Report the number of lines containing "name", with no other words.

§ **DATASET CONTENT**:
#####
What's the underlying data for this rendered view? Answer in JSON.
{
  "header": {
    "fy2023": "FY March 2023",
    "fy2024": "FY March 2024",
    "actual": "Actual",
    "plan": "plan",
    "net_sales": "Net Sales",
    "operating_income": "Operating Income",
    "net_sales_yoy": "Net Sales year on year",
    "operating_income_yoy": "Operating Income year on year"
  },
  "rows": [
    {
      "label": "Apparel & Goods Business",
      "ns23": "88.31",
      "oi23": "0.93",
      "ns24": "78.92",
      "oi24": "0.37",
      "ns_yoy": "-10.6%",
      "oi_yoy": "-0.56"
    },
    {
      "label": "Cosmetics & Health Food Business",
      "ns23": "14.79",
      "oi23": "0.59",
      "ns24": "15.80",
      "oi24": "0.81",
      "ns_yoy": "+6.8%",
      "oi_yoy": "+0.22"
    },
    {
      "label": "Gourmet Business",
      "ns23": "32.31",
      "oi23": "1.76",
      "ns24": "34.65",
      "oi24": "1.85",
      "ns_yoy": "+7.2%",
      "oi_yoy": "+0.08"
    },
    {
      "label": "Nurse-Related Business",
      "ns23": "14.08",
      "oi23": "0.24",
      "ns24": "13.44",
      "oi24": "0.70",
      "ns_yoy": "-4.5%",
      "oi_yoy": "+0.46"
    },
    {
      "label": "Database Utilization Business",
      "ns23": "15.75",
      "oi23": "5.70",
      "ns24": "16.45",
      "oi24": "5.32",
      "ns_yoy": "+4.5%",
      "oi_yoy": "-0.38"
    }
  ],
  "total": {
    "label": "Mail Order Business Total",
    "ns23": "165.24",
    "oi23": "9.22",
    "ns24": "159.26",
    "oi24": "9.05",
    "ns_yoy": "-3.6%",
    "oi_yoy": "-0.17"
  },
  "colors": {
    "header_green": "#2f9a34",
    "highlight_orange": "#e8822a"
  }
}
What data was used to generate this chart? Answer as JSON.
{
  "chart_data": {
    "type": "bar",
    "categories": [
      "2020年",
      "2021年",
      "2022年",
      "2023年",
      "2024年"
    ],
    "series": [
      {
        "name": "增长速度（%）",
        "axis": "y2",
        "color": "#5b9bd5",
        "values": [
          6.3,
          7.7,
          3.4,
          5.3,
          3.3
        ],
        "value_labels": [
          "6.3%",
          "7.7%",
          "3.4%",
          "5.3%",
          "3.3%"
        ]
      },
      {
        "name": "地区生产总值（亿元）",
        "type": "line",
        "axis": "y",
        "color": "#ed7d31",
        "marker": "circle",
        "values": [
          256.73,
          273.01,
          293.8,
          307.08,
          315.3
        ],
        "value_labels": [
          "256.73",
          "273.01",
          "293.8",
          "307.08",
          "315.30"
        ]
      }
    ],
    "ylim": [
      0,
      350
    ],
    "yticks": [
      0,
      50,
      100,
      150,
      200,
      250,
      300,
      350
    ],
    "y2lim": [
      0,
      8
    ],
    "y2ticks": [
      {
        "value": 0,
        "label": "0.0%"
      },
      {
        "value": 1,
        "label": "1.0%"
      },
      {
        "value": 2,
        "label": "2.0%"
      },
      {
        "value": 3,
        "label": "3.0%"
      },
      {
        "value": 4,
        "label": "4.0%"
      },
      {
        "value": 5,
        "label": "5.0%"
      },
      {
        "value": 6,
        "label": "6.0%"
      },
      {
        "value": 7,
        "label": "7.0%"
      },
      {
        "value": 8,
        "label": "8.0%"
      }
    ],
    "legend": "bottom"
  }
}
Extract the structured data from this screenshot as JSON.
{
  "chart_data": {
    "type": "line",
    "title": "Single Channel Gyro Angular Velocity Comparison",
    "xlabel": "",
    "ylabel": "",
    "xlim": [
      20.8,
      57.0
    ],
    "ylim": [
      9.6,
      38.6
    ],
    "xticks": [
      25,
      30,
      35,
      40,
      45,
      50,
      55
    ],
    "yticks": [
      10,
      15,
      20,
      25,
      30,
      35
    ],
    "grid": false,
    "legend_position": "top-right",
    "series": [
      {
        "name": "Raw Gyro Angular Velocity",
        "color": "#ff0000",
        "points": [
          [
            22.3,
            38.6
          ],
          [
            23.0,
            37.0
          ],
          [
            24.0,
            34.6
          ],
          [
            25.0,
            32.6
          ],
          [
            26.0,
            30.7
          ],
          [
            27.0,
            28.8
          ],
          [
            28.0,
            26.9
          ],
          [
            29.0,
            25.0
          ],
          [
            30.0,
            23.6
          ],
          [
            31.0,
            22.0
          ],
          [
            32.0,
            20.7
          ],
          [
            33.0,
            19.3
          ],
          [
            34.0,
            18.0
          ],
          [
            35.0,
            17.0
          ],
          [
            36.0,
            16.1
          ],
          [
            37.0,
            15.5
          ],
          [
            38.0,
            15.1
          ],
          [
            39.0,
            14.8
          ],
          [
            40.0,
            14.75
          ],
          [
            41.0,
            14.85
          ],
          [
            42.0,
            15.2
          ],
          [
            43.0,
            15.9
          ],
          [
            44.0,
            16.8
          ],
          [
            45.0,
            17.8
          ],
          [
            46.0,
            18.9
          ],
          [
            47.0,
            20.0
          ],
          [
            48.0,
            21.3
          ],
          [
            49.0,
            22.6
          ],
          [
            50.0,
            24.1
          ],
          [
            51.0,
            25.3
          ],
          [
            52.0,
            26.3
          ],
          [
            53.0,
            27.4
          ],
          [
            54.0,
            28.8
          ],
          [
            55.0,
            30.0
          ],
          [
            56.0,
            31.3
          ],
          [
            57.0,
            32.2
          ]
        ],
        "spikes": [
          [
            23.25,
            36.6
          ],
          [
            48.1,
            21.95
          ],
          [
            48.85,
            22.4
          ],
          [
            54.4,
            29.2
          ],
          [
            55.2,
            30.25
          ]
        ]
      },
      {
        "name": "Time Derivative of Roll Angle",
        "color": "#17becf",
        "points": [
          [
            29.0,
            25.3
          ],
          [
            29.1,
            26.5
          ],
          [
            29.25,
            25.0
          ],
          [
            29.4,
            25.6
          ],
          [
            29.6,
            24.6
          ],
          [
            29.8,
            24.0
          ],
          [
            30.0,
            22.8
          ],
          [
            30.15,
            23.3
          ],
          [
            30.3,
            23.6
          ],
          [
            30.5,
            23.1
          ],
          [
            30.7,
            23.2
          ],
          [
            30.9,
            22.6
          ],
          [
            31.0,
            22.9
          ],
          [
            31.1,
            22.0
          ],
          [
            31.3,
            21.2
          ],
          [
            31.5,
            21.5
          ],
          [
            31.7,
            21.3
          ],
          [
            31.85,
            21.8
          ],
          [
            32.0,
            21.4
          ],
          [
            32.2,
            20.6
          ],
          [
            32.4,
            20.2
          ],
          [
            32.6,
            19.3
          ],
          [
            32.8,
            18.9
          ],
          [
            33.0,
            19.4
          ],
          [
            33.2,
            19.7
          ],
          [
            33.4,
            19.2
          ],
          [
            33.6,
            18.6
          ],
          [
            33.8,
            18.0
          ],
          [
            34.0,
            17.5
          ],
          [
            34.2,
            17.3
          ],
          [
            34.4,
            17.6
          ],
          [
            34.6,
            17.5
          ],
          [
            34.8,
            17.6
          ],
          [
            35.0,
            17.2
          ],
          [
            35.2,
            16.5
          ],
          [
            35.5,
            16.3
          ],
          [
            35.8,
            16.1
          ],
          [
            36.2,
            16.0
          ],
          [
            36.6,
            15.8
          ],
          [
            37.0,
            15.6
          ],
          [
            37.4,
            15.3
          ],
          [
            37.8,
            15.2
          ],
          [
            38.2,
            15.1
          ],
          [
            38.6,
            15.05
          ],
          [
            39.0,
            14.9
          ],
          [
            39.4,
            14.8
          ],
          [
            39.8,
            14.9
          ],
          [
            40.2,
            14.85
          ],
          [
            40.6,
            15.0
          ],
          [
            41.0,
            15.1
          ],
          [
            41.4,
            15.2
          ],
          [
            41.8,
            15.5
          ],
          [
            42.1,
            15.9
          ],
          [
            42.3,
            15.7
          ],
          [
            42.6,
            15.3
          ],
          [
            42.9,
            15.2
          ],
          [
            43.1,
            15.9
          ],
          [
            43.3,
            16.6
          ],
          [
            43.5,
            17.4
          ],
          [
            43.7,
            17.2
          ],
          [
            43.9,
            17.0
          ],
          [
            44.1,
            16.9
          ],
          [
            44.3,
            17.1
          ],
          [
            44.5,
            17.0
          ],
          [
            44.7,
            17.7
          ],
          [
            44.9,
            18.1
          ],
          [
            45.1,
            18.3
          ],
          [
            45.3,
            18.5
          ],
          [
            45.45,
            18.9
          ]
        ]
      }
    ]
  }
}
#####
§ **ANSWER IN FULL**: 4